| EXERCISE DESCRIPTION |
Using the listing below, report all lines holding the word "choléra".

[begin DATA]

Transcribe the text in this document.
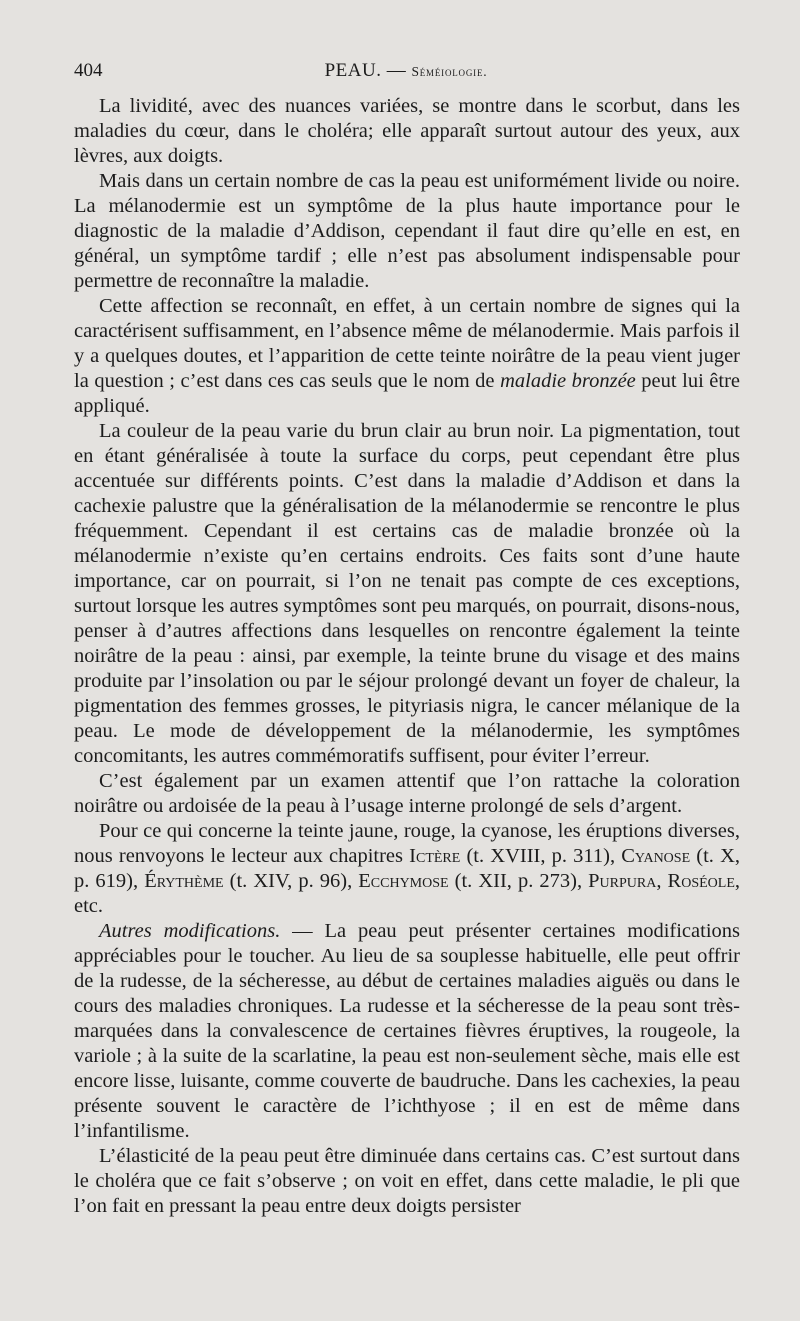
404	PEAU. — Séméiologie.

La lividité, avec des nuances variées, se montre dans le scorbut, dans les maladies du cœur, dans le choléra; elle apparaît surtout autour des yeux, aux lèvres, aux doigts.

Mais dans un certain nombre de cas la peau est uniformément livide ou noire. La mélanodermie est un symptôme de la plus haute importance pour le diagnostic de la maladie d’Addison, cependant il faut dire qu’elle en est, en général, un symptôme tardif ; elle n’est pas absolument indispensable pour permettre de reconnaître la maladie.

Cette affection se reconnaît, en effet, à un certain nombre de signes qui la caractérisent suffisamment, en l’absence même de mélanodermie. Mais parfois il y a quelques doutes, et l’apparition de cette teinte noirâtre de la peau vient juger la question ; c’est dans ces cas seuls que le nom de maladie bronzée peut lui être appliqué.

La couleur de la peau varie du brun clair au brun noir. La pigmentation, tout en étant généralisée à toute la surface du corps, peut cependant être plus accentuée sur différents points. C’est dans la maladie d’Addison et dans la cachexie palustre que la généralisation de la mélanodermie se rencontre le plus fréquemment. Cependant il est certains cas de maladie bronzée où la mélanodermie n’existe qu’en certains endroits. Ces faits sont d’une haute importance, car on pourrait, si l’on ne tenait pas compte de ces exceptions, surtout lorsque les autres symptômes sont peu marqués, on pourrait, disons-nous, penser à d’autres affections dans lesquelles on rencontre également la teinte noirâtre de la peau : ainsi, par exemple, la teinte brune du visage et des mains produite par l’insolation ou par le séjour prolongé devant un foyer de chaleur, la pigmentation des femmes grosses, le pityriasis nigra, le cancer mélanique de la peau. Le mode de développement de la mélanodermie, les symptômes concomitants, les autres commémoratifs suffisent, pour éviter l’erreur.

C’est également par un examen attentif que l’on rattache la coloration noirâtre ou ardoisée de la peau à l’usage interne prolongé de sels d’argent.

Pour ce qui concerne la teinte jaune, rouge, la cyanose, les éruptions diverses, nous renvoyons le lecteur aux chapitres Ictère (t. XVIII, p. 311), Cyanose (t. X, p. 619), Érythème (t. XIV, p. 96), Ecchymose (t. XII, p. 273), Purpura, Roséole, etc.

Autres modifications. — La peau peut présenter certaines modifications appréciables pour le toucher. Au lieu de sa souplesse habituelle, elle peut offrir de la rudesse, de la sécheresse, au début de certaines maladies aiguës ou dans le cours des maladies chroniques. La rudesse et la sécheresse de la peau sont très-marquées dans la convalescence de certaines fièvres éruptives, la rougeole, la variole ; à la suite de la scarlatine, la peau est non-seulement sèche, mais elle est encore lisse, luisante, comme couverte de baudruche. Dans les cachexies, la peau présente souvent le caractère de l’ichthyose ; il en est de même dans l’infantilisme.

L’élasticité de la peau peut être diminuée dans certains cas. C’est surtout dans le choléra que ce fait s’observe ; on voit en effet, dans cette maladie, le pli que l’on fait en pressant la peau entre deux doigts persister
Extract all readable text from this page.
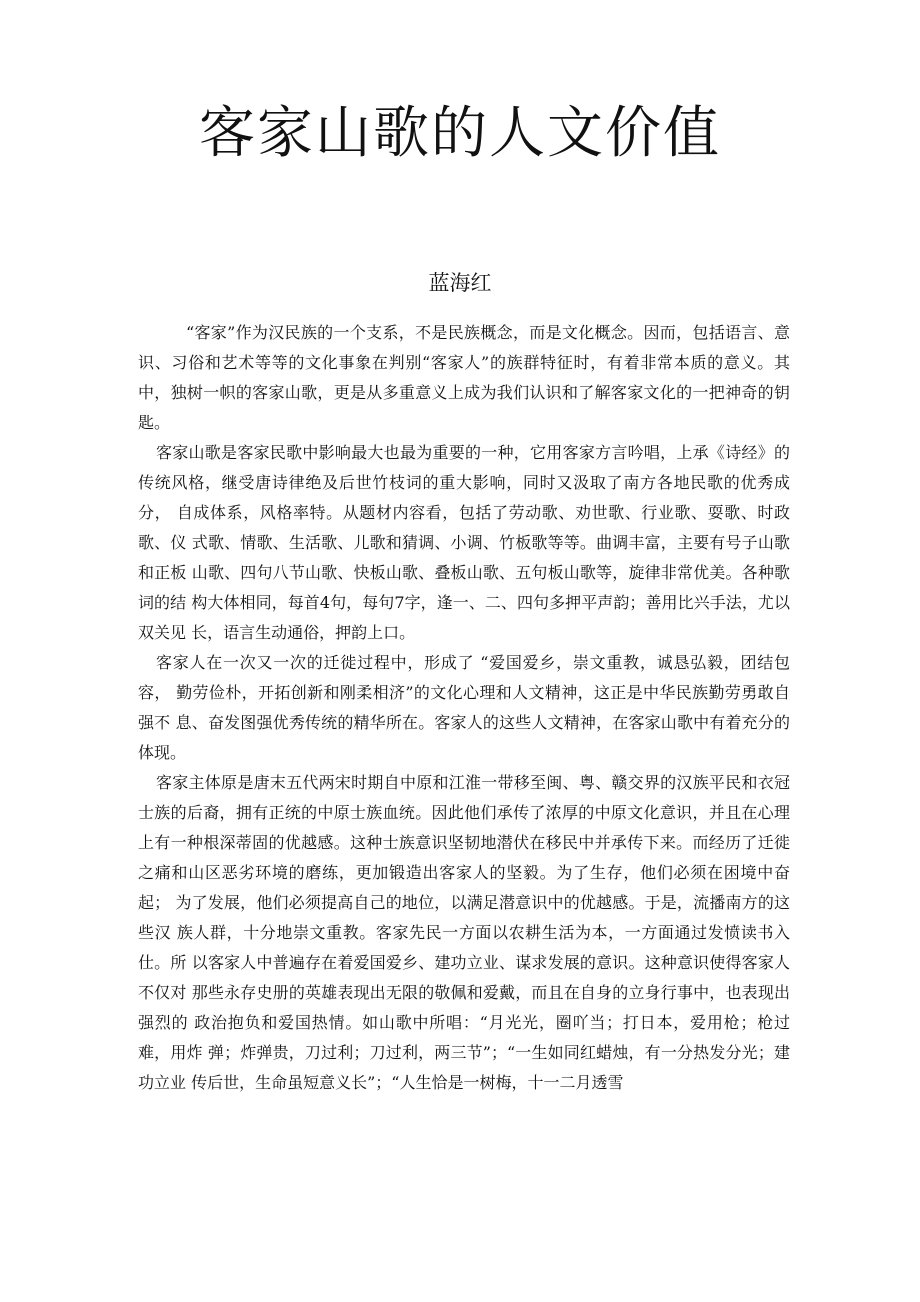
客家山歌的人文价值
蓝海红

“客家”作为汉民族的一个支系，不是民族概念，而是文化概念。因而，包括语言、意 识、习俗和艺术等等的文化事象在判别“客家人”的族群特征时，有着非常本质的意义。其 中，独树一帜的客家山歌，更是从多重意义上成为我们认识和了解客家文化的一把神奇的钥 匙。

客家山歌是客家民歌中影响最大也最为重要的一种，它用客家方言吟唱，上承《诗经》的 传统风格，继受唐诗律绝及后世竹枝词的重大影响，同时又汲取了南方各地民歌的优秀成分， 自成体系，风格率特。从题材内容看，包括了劳动歌、劝世歌、行业歌、耍歌、时政歌、仪 式歌、情歌、生活歌、儿歌和猜调、小调、竹板歌等等。曲调丰富，主要有号子山歌和正板 山歌、四句八节山歌、快板山歌、叠板山歌、五句板山歌等，旋律非常优美。各种歌词的结 构大体相同，每首4句，每句7字，逢一、二、四句多押平声韵；善用比兴手法，尤以双关见 长，语言生动通俗，押韵上口。

客家人在一次又一次的迁徙过程中，形成了 “爱国爱乡，崇文重教，诚恳弘毅，团结包容， 勤劳俭朴，开拓创新和刚柔相济”的文化心理和人文精神，这正是中华民族勤劳勇敢自强不 息、奋发图强优秀传统的精华所在。客家人的这些人文精神，在客家山歌中有着充分的体现。

客家主体原是唐末五代两宋时期自中原和江淮一带移至闽、粤、赣交界的汉族平民和衣冠 士族的后裔，拥有正统的中原士族血统。因此他们承传了浓厚的中原文化意识，并且在心理 上有一种根深蒂固的优越感。这种士族意识坚韧地潜伏在移民中并承传下来。而经历了迁徙 之痛和山区恶劣环境的磨练，更加锻造出客家人的坚毅。为了生存，他们必须在困境中奋起； 为了发展，他们必须提高自己的地位，以满足潜意识中的优越感。于是，流播南方的这些汉 族人群，十分地崇文重教。客家先民一方面以农耕生活为本，一方面通过发愤读书入仕。所 以客家人中普遍存在着爱国爱乡、建功立业、谋求发展的意识。这种意识使得客家人不仅对 那些永存史册的英雄表现出无限的敬佩和爱戴，而且在自身的立身行事中，也表现出强烈的 政治抱负和爱国热情。如山歌中所唱：“月光光，圈吖当；打日本，爱用枪；枪过难，用炸 弹；炸弹贵，刀过利；刀过利，两三节”；“一生如同红蜡烛，有一分热发分光；建功立业 传后世，生命虽短意义长”；“人生恰是一树梅，十一二月透雪
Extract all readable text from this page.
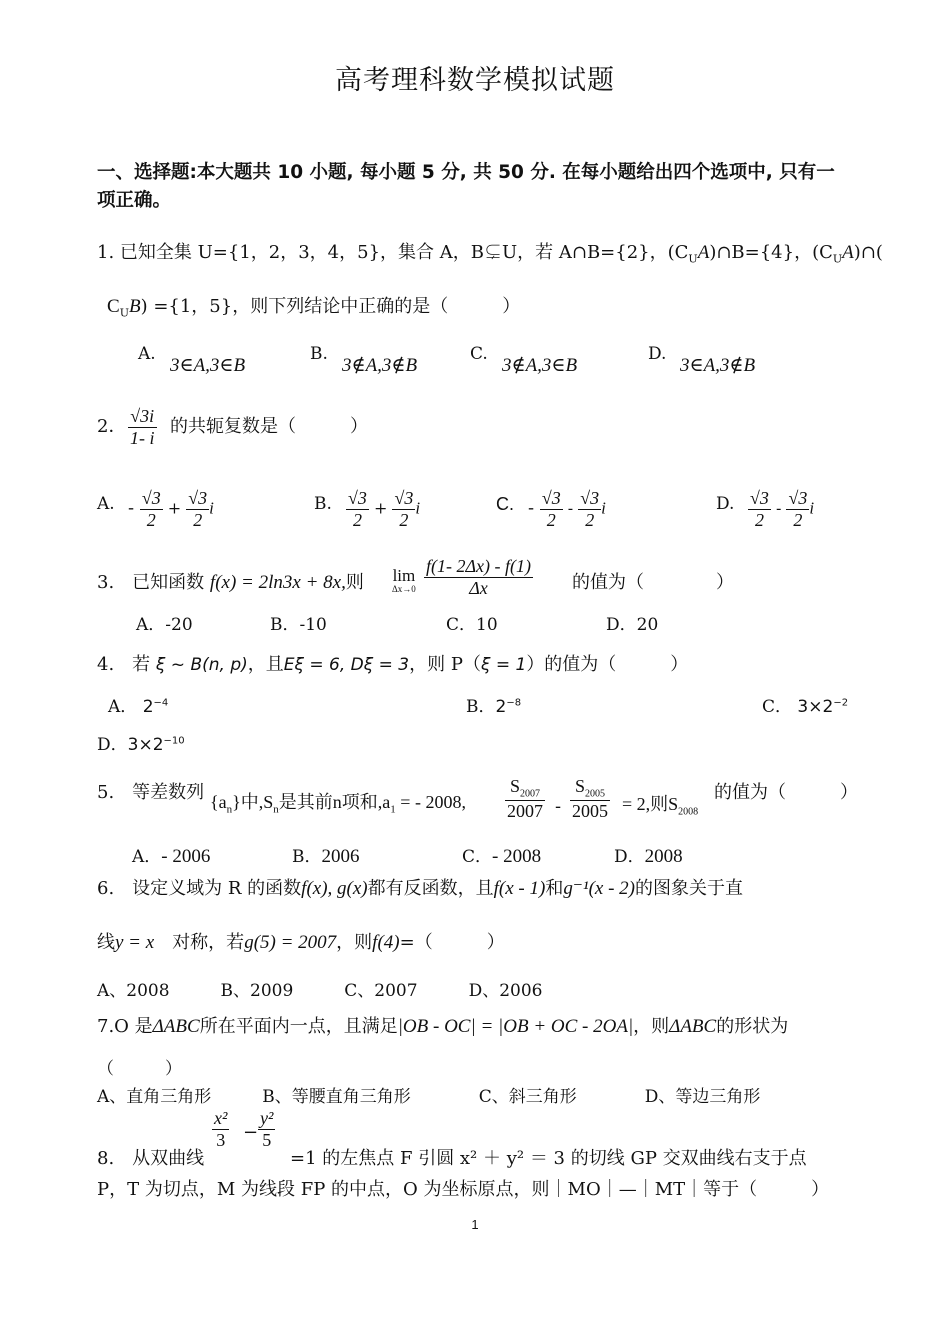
高考理科数学模拟试题
一、选择题:本大题共 10 小题, 每小题 5 分, 共 50 分. 在每小题给出四个选项中, 只有一
项正确。
1. 已知全集 U={1，2，3，4，5}，集合 A，B⊊U，若 A∩B={2}，$(C_UA)\cap B=\{4\}$，$(C_UA)\cap$(
$C_UB) =\{1$，5}，则下列结论中正确的是（　　　）
A.
3∈A,3∈B
B.
3∉A,3∉B
C.
3∉A,3∈B
D.
3∈A,3∉B
2． $\frac{√3i}{1- i}$ 的共轭复数是（　　　）
A. - $\frac{√3}{2} + \frac{√3}{2}$ i	B. $\frac{√3}{2} + \frac{√3}{2}$ i	C. - $\frac{√3}{2} - \frac{√3}{2}$ i	D. $\frac{√3}{2} - \frac{√3}{2}$ i
3.　已知函数 f(x) = 2ln3x + 8x,则 lim
$\Delta x\to 0 \frac{f(1- 2\Delta x) - f(1)}{\Delta x}$ 的值为（　　　　）
A．-20	B．-10	C．10	D．20
4.　若 ξ ~ B(n, p)，且Eξ = 6, Dξ = 3，则 P（ξ = 1）的值为（　　　）
A． $2^{-4}$	B．$2^{-8}$	C． $3\times 2^{-2}$
D．$3\times 2^{-10}$
5.　等差数列 $\{a_n\}$中$,S_n$是其前n项和$,a_1$ = - 2008, $\frac{S_{2007}}{2007} - \frac{S_{2005}}{2005} = 2$,则$S_{2008}$
的值为（　　　）
A．- 2006	B．2006	C．- 2008	D．2008
6.　设定义域为 R 的函数f(x), g(x)都有反函数，且f(x - 1)和g⁻¹(x - 2)的图象关于直
线y = x　 对称，若g(5) = 2007，则f(4)=（　　　）
A、2008　　　B、2009　　　C、2007　　　D、2006
7.O 是ΔABC所在平面内一点，且满足|OB - OC| = |OB + OC - 2OA|，则ΔABC的形状为
（　　　）
A、直角三角形　　　B、等腰直角三角形　　　　C、斜三角形　　　　D、等边三角形
8.　从双曲线
$\frac{\text{x²}}{3} - \frac{\text{y²}}{5}$
=1 的左焦点 F 引圆 x² ＋ y² ＝ 3 的切线 GP 交双曲线右支于点
P，T 为切点，M 为线段 FP 的中点，O 为坐标原点，则｜MO｜—｜MT｜等于（　　　）
1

[end DATA]

| SOLUTION FOR THIS PROBLEM |
La lividité, avec des nuances variées, se montre dans le scorbut, dans les maladies du cœur, dans le choléra; elle apparaît surtout autour des yeux, aux lèvres, aux doigts.
L’élasticité de la peau peut être diminuée dans certains cas. C’est surtout dans le choléra que ce fait s’observe ; on voit en effet, dans cette maladie, le pli que l’on fait en pressant la peau entre deux doigts persister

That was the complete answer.